▸ The exercise
Print out each entry below exactly, please.

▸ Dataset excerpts
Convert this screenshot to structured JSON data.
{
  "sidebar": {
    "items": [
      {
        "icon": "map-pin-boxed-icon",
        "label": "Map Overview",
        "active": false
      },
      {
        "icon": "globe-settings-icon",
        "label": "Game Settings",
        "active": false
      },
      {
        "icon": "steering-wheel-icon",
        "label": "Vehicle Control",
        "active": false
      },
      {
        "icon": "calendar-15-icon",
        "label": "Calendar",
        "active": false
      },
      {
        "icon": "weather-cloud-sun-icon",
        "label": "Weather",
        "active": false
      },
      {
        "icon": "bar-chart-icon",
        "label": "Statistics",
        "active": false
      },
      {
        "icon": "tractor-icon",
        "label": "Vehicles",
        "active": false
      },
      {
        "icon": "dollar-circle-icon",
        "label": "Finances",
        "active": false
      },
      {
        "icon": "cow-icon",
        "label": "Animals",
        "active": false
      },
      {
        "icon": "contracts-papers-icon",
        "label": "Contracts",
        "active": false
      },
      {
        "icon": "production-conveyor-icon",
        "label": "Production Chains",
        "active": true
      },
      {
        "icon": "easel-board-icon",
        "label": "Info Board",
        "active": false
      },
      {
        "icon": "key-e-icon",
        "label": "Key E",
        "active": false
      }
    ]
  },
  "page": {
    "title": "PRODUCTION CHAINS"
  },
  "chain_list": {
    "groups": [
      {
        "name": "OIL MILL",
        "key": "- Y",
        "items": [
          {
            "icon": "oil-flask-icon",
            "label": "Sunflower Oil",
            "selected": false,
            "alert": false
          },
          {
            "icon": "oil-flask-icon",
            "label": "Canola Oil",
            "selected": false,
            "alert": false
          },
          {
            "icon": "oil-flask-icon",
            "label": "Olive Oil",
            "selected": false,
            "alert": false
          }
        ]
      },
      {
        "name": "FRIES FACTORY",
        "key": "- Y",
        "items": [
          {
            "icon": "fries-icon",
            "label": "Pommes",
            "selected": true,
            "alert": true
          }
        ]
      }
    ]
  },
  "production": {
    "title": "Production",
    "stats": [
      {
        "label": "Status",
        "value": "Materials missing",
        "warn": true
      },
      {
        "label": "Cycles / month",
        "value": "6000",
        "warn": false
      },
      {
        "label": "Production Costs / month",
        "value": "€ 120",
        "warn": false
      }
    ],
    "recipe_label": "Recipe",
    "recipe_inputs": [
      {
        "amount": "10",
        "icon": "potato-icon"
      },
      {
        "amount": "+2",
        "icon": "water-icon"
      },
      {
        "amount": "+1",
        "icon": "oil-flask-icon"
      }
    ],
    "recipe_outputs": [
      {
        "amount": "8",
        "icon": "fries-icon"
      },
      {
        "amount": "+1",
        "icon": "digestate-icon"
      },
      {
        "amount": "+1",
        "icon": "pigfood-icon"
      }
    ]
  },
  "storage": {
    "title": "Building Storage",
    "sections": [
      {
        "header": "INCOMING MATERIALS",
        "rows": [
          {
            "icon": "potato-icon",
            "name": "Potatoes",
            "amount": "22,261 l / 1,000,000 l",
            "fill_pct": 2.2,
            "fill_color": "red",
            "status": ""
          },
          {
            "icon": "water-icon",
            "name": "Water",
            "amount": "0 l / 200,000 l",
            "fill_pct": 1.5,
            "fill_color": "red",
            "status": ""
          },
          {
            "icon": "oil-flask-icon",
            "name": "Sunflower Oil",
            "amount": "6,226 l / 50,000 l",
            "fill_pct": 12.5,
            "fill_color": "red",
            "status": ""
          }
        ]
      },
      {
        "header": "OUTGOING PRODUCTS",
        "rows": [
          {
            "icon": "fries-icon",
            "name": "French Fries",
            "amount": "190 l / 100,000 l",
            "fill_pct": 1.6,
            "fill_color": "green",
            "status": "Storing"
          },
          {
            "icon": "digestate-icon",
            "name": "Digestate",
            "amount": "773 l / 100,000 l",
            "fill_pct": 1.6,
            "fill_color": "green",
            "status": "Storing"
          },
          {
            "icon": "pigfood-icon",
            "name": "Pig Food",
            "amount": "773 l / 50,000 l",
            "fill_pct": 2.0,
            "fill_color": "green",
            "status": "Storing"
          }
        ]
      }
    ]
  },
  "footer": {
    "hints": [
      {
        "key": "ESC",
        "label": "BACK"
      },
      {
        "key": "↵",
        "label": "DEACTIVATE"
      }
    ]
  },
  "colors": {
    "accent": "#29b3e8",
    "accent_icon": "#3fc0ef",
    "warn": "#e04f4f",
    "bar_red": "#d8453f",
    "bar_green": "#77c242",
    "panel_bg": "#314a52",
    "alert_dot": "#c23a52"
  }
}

▸ Worked solution
Convert this screenshot to structured JSON data.
{
  "sidebar": {
    "items": [
      {
        "icon": "map-pin-boxed-icon",
        "label": "Map Overview",
        "active": false
      },
      {
        "icon": "globe-settings-icon",
        "label": "Game Settings",
        "active": false
      },
      {
        "icon": "steering-wheel-icon",
        "label": "Vehicle Control",
        "active": false
      },
      {
        "icon": "calendar-15-icon",
        "label": "Calendar",
        "active": false
      },
      {
        "icon": "weather-cloud-sun-icon",
        "label": "Weather",
        "active": false
      },
      {
        "icon": "bar-chart-icon",
        "label": "Statistics",
        "active": false
      },
      {
        "icon": "tractor-icon",
        "label": "Vehicles",
        "active": false
      },
      {
        "icon": "dollar-circle-icon",
        "label": "Finances",
        "active": false
      },
      {
        "icon": "cow-icon",
        "label": "Animals",
        "active": false
      },
      {
        "icon": "contracts-papers-icon",
        "label": "Contracts",
        "active": false
      },
      {
        "icon": "production-conveyor-icon",
        "label": "Production Chains",
        "active": true
      },
      {
        "icon": "easel-board-icon",
        "label": "Info Board",
        "active": false
      },
      {
        "icon": "key-e-icon",
        "label": "Key E",
        "active": false
      }
    ]
  },
  "page": {
    "title": "PRODUCTION CHAINS"
  },
  "chain_list": {
    "groups": [
      {
        "name": "OIL MILL",
        "key": "- Y",
        "items": [
          {
            "icon": "oil-flask-icon",
            "label": "Sunflower Oil",
            "selected": false,
            "alert": false
          },
          {
            "icon": "oil-flask-icon",
            "label": "Canola Oil",
            "selected": false,
            "alert": false
          },
          {
            "icon": "oil-flask-icon",
            "label": "Olive Oil",
            "selected": false,
            "alert": false
          }
        ]
      },
      {
        "name": "FRIES FACTORY",
        "key": "- Y",
        "items": [
          {
            "icon": "fries-icon",
            "label": "Pommes",
            "selected": true,
            "alert": true
          }
        ]
      }
    ]
  },
  "production": {
    "title": "Production",
    "stats": [
      {
        "label": "Status",
        "value": "Materials missing",
        "warn": true
      },
      {
        "label": "Cycles / month",
        "value": "6000",
        "warn": false
      },
      {
        "label": "Production Costs / month",
        "value": "€ 120",
        "warn": false
      }
    ],
    "recipe_label": "Recipe",
    "recipe_inputs": [
      {
        "amount": "10",
        "icon": "potato-icon"
      },
      {
        "amount": "+2",
        "icon": "water-icon"
      },
      {
        "amount": "+1",
        "icon": "oil-flask-icon"
      }
    ],
    "recipe_outputs": [
      {
        "amount": "8",
        "icon": "fries-icon"
      },
      {
        "amount": "+1",
        "icon": "digestate-icon"
      },
      {
        "amount": "+1",
        "icon": "pigfood-icon"
      }
    ]
  },
  "storage": {
    "title": "Building Storage",
    "sections": [
      {
        "header": "INCOMING MATERIALS",
        "rows": [
          {
            "icon": "potato-icon",
            "name": "Potatoes",
            "amount": "22,261 l / 1,000,000 l",
            "fill_pct": 2.2,
            "fill_color": "red",
            "status": ""
          },
          {
            "icon": "water-icon",
            "name": "Water",
            "amount": "0 l / 200,000 l",
            "fill_pct": 1.5,
            "fill_color": "red",
            "status": ""
          },
          {
            "icon": "oil-flask-icon",
            "name": "Sunflower Oil",
            "amount": "6,226 l / 50,000 l",
            "fill_pct": 12.5,
            "fill_color": "red",
            "status": ""
          }
        ]
      },
      {
        "header": "OUTGOING PRODUCTS",
        "rows": [
          {
            "icon": "fries-icon",
            "name": "French Fries",
            "amount": "190 l / 100,000 l",
            "fill_pct": 1.6,
            "fill_color": "green",
            "status": "Storing"
          },
          {
            "icon": "digestate-icon",
            "name": "Digestate",
            "amount": "773 l / 100,000 l",
            "fill_pct": 1.6,
            "fill_color": "green",
            "status": "Storing"
          },
          {
            "icon": "pigfood-icon",
            "name": "Pig Food",
            "amount": "773 l / 50,000 l",
            "fill_pct": 2.0,
            "fill_color": "green",
            "status": "Storing"
          }
        ]
      }
    ]
  },
  "footer": {
    "hints": [
      {
        "key": "ESC",
        "label": "BACK"
      },
      {
        "key": "↵",
        "label": "DEACTIVATE"
      }
    ]
  },
  "colors": {
    "accent": "#29b3e8",
    "accent_icon": "#3fc0ef",
    "warn": "#e04f4f",
    "bar_red": "#d8453f",
    "bar_green": "#77c242",
    "panel_bg": "#314a52",
    "alert_dot": "#c23a52"
  }
}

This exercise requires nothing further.